§ Dataset content
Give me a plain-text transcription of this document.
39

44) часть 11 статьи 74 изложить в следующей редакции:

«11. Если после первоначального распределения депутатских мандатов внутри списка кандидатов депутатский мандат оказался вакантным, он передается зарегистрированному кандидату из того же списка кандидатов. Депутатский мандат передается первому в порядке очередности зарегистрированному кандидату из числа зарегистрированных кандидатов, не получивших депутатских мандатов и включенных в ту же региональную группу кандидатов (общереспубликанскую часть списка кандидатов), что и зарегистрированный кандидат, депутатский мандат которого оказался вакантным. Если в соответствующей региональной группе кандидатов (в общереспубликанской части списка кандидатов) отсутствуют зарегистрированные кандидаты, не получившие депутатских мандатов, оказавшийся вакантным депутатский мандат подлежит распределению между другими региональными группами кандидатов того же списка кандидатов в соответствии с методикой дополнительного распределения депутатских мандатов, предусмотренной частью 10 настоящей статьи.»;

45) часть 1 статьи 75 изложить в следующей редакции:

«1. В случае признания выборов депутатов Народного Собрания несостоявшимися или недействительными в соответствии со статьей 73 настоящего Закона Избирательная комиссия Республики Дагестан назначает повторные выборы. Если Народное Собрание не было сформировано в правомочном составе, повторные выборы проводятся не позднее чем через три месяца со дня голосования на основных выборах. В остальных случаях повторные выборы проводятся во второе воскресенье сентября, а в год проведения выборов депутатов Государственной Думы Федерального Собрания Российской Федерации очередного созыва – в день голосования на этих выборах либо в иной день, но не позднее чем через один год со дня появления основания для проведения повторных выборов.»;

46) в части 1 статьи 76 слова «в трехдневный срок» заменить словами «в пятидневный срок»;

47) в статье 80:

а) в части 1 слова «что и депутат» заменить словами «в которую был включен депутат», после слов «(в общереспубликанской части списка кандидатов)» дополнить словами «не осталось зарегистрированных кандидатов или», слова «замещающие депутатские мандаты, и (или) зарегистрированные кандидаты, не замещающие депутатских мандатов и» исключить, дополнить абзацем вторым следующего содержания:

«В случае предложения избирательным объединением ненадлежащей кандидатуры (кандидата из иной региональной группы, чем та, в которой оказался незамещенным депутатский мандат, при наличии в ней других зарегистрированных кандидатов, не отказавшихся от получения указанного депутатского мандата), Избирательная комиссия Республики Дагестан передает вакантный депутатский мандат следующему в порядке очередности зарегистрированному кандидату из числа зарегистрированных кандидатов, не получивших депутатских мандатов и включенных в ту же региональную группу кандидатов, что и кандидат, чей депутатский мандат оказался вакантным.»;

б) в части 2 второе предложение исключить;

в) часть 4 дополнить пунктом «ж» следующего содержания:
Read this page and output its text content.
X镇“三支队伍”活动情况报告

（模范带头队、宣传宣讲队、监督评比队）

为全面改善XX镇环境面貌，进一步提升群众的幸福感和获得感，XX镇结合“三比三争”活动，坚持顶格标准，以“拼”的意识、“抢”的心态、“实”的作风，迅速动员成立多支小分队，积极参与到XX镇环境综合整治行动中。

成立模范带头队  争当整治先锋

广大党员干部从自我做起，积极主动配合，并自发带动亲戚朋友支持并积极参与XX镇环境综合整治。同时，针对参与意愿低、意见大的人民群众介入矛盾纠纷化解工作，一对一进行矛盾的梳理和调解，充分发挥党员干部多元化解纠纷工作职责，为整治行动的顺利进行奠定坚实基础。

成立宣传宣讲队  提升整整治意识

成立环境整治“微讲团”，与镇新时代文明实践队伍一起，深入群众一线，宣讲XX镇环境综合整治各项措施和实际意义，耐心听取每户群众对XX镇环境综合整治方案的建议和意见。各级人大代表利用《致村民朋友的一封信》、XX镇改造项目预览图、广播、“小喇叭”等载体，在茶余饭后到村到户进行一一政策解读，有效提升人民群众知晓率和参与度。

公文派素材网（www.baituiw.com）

§ Required work
Reproduce every record, matching each line exactly.

§ Output of the exercise
Give me a plain-text transcription of this document.
39

44) часть 11 статьи 74 изложить в следующей редакции:

«11. Если после первоначального распределения депутатских мандатов внутри списка кандидатов депутатский мандат оказался вакантным, он передается зарегистрированному кандидату из того же списка кандидатов. Депутатский мандат передается первому в порядке очередности зарегистрированному кандидату из числа зарегистрированных кандидатов, не получивших депутатских мандатов и включенных в ту же региональную группу кандидатов (общереспубликанскую часть списка кандидатов), что и зарегистрированный кандидат, депутатский мандат которого оказался вакантным. Если в соответствующей региональной группе кандидатов (в общереспубликанской части списка кандидатов) отсутствуют зарегистрированные кандидаты, не получившие депутатских мандатов, оказавшийся вакантным депутатский мандат подлежит распределению между другими региональными группами кандидатов того же списка кандидатов в соответствии с методикой дополнительного распределения депутатских мандатов, предусмотренной частью 10 настоящей статьи.»;

45) часть 1 статьи 75 изложить в следующей редакции:

«1. В случае признания выборов депутатов Народного Собрания несостоявшимися или недействительными в соответствии со статьей 73 настоящего Закона Избирательная комиссия Республики Дагестан назначает повторные выборы. Если Народное Собрание не было сформировано в правомочном составе, повторные выборы проводятся не позднее чем через три месяца со дня голосования на основных выборах. В остальных случаях повторные выборы проводятся во второе воскресенье сентября, а в год проведения выборов депутатов Государственной Думы Федерального Собрания Российской Федерации очередного созыва – в день голосования на этих выборах либо в иной день, но не позднее чем через один год со дня появления основания для проведения повторных выборов.»;

46) в части 1 статьи 76 слова «в трехдневный срок» заменить словами «в пятидневный срок»;

47) в статье 80:

а) в части 1 слова «что и депутат» заменить словами «в которую был включен депутат», после слов «(в общереспубликанской части списка кандидатов)» дополнить словами «не осталось зарегистрированных кандидатов или», слова «замещающие депутатские мандаты, и (или) зарегистрированные кандидаты, не замещающие депутатских мандатов и» исключить, дополнить абзацем вторым следующего содержания:

«В случае предложения избирательным объединением ненадлежащей кандидатуры (кандидата из иной региональной группы, чем та, в которой оказался незамещенным депутатский мандат, при наличии в ней других зарегистрированных кандидатов, не отказавшихся от получения указанного депутатского мандата), Избирательная комиссия Республики Дагестан передает вакантный депутатский мандат следующему в порядке очередности зарегистрированному кандидату из числа зарегистрированных кандидатов, не получивших депутатских мандатов и включенных в ту же региональную группу кандидатов, что и кандидат, чей депутатский мандат оказался вакантным.»;

б) в части 2 второе предложение исключить;

в) часть 4 дополнить пунктом «ж» следующего содержания:
Read this page and output its text content.
X镇“三支队伍”活动情况报告

（模范带头队、宣传宣讲队、监督评比队）

为全面改善XX镇环境面貌，进一步提升群众的幸福感和获得感，XX镇结合“三比三争”活动，坚持顶格标准，以“拼”的意识、“抢”的心态、“实”的作风，迅速动员成立多支小分队，积极参与到XX镇环境综合整治行动中。

成立模范带头队  争当整治先锋

广大党员干部从自我做起，积极主动配合，并自发带动亲戚朋友支持并积极参与XX镇环境综合整治。同时，针对参与意愿低、意见大的人民群众介入矛盾纠纷化解工作，一对一进行矛盾的梳理和调解，充分发挥党员干部多元化解纠纷工作职责，为整治行动的顺利进行奠定坚实基础。

成立宣传宣讲队  提升整整治意识

成立环境整治“微讲团”，与镇新时代文明实践队伍一起，深入群众一线，宣讲XX镇环境综合整治各项措施和实际意义，耐心听取每户群众对XX镇环境综合整治方案的建议和意见。各级人大代表利用《致村民朋友的一封信》、XX镇改造项目预览图、广播、“小喇叭”等载体，在茶余饭后到村到户进行一一政策解读，有效提升人民群众知晓率和参与度。

公文派素材网（www.baituiw.com）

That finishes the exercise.